What to work on: Give the number of lines that include the word "seconds", nothing more.

* * * * *

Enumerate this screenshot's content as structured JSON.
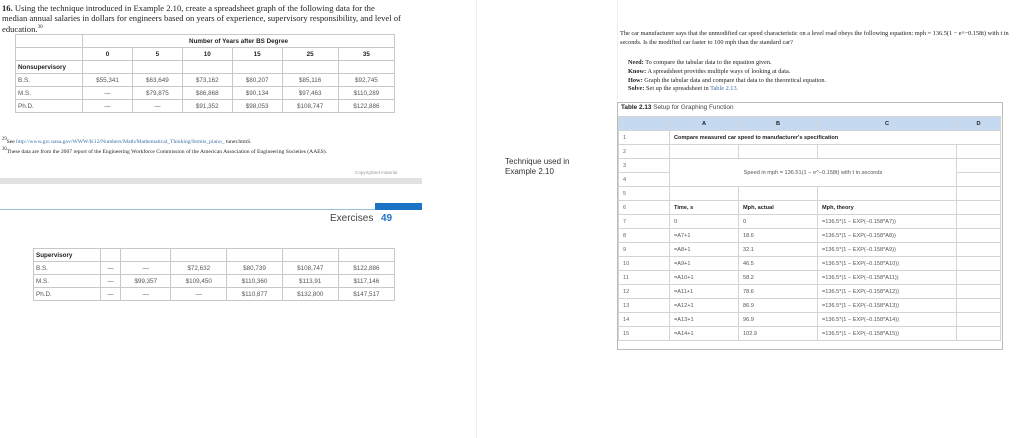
{
  "problem": {
    "number": "16.",
    "text": "Using the technique introduced in Example 2.10, create a spreadsheet graph of the following data for the median annual salaries in dollars for engineers based on years of experience, supervisory responsibility, and level of education.",
    "footnote_ref": "30"
  },
  "salary_table": {
    "header": "Number of Years after BS Degree",
    "years": [
      "0",
      "5",
      "10",
      "15",
      "25",
      "35"
    ],
    "nonsupervisory": {
      "label": "Nonsupervisory",
      "rows": [
        {
          "degree": "B.S.",
          "values": [
            "$55,341",
            "$63,649",
            "$73,162",
            "$80,207",
            "$85,116",
            "$92,745"
          ]
        },
        {
          "degree": "M.S.",
          "values": [
            "—",
            "$79,875",
            "$86,868",
            "$90,134",
            "$97,463",
            "$110,289"
          ]
        },
        {
          "degree": "Ph.D.",
          "values": [
            "—",
            "—",
            "$91,352",
            "$98,053",
            "$108,747",
            "$122,886"
          ]
        }
      ]
    },
    "supervisory": {
      "label": "Supervisory",
      "rows": [
        {
          "degree": "B.S.",
          "values": [
            "—",
            "—",
            "$72,632",
            "$80,739",
            "$108,747",
            "$122,886"
          ]
        },
        {
          "degree": "M.S.",
          "values": [
            "—",
            "$99,357",
            "$109,450",
            "$110,360",
            "$113,91",
            "$117,146"
          ]
        },
        {
          "degree": "Ph.D.",
          "values": [
            "—",
            "—",
            "—",
            "$110,877",
            "$132,800",
            "$147,517"
          ]
        }
      ]
    }
  },
  "footnotes": {
    "f29_num": "29",
    "f29_prefix": "See ",
    "f29_link": "http://www.grc.nasa.gov/WWW/K12/Numbers/Math/Mathematical_Thinking/fermis_piano_",
    "f29_suffix": " tuner.htmS.",
    "f30_num": "30",
    "f30": "These data are from the 2007 report of the Engineering Workforce Commission of the American Association of Engineering Societies (AAES)."
  },
  "copyright": "Copyrighted material",
  "page_footer": {
    "section": "Exercises",
    "page": "49"
  },
  "side_note": {
    "line1": "Technique used in",
    "line2": "Example 2.10"
  },
  "right_text": {
    "intro": "The car manufacturer says that the unmodified car speed characteristic on a level road obeys the following equation: mph = 136.5(1 − e^−0.158t) with t in seconds. Is the modified car faster to 100 mph than the standard car?",
    "need_label": "Need:",
    "need": "To compare the tabular data to the equation given.",
    "know_label": "Know:",
    "know": "A spreadsheet provides multiple ways of looking at data.",
    "how_label": "How:",
    "how": "Graph the tabular data and compare that data to the theoretical equation.",
    "solve_label": "Solve:",
    "solve": "Set up the spreadsheet in ",
    "solve_link": "Table 2.13."
  },
  "spreadsheet": {
    "title_num": "Table 2.13",
    "title": "Setup for Graphing Function",
    "columns": [
      "A",
      "B",
      "C",
      "D"
    ],
    "row_numbers": [
      "1",
      "2",
      "3",
      "4",
      "5",
      "6"
    ],
    "row1": "Compare measured car speed to manufacturer's specification",
    "formula_note": "Speed in mph = 136.51(1 − e^−0.158t) with t in seconds",
    "headers": [
      "Time, s",
      "Mph, actual",
      "Mph, theory"
    ],
    "data": [
      {
        "row": "7",
        "a": "0",
        "b": "0",
        "c": "=136.5*(1 − EXP(−0.158*A7))"
      },
      {
        "row": "8",
        "a": "=A7+1",
        "b": "18.6",
        "c": "=136.5*(1 − EXP(−0.158*A8))"
      },
      {
        "row": "9",
        "a": "=A8+1",
        "b": "32.1",
        "c": "=136.5*(1 − EXP(−0.158*A9))"
      },
      {
        "row": "10",
        "a": "=A9+1",
        "b": "46.5",
        "c": "=136.5*(1 − EXP(−0.158*A10))"
      },
      {
        "row": "11",
        "a": "=A10+1",
        "b": "58.2",
        "c": "=136.5*(1 − EXP(−0.158*A11))"
      },
      {
        "row": "12",
        "a": "=A11+1",
        "b": "78.6",
        "c": "=136.5*(1 − EXP(−0.158*A12))"
      },
      {
        "row": "13",
        "a": "=A12+1",
        "b": "86.9",
        "c": "=136.5*(1 − EXP(−0.158*A13))"
      },
      {
        "row": "14",
        "a": "=A13+1",
        "b": "96.9",
        "c": "=136.5*(1 − EXP(−0.158*A14))"
      },
      {
        "row": "15",
        "a": "=A14+1",
        "b": "102.9",
        "c": "=136.5*(1 − EXP(−0.158*A15))"
      }
    ]
  }
}
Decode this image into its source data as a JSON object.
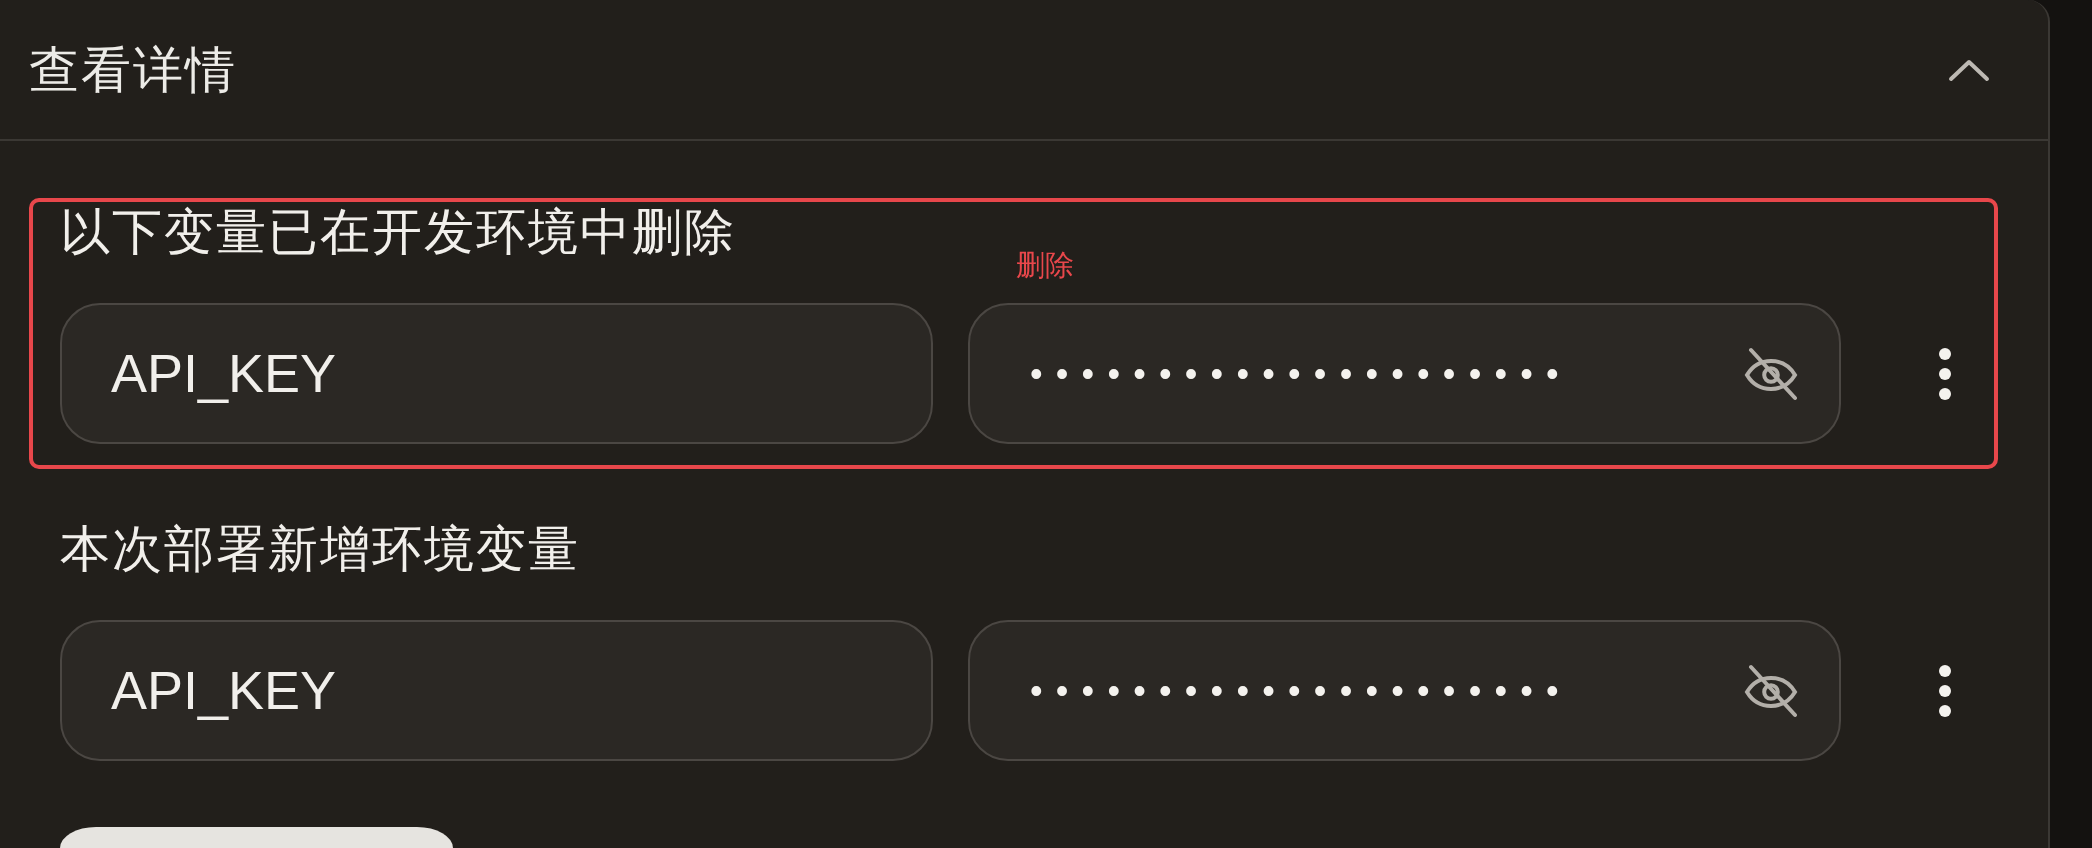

* * * * *

Solution to this problem: 2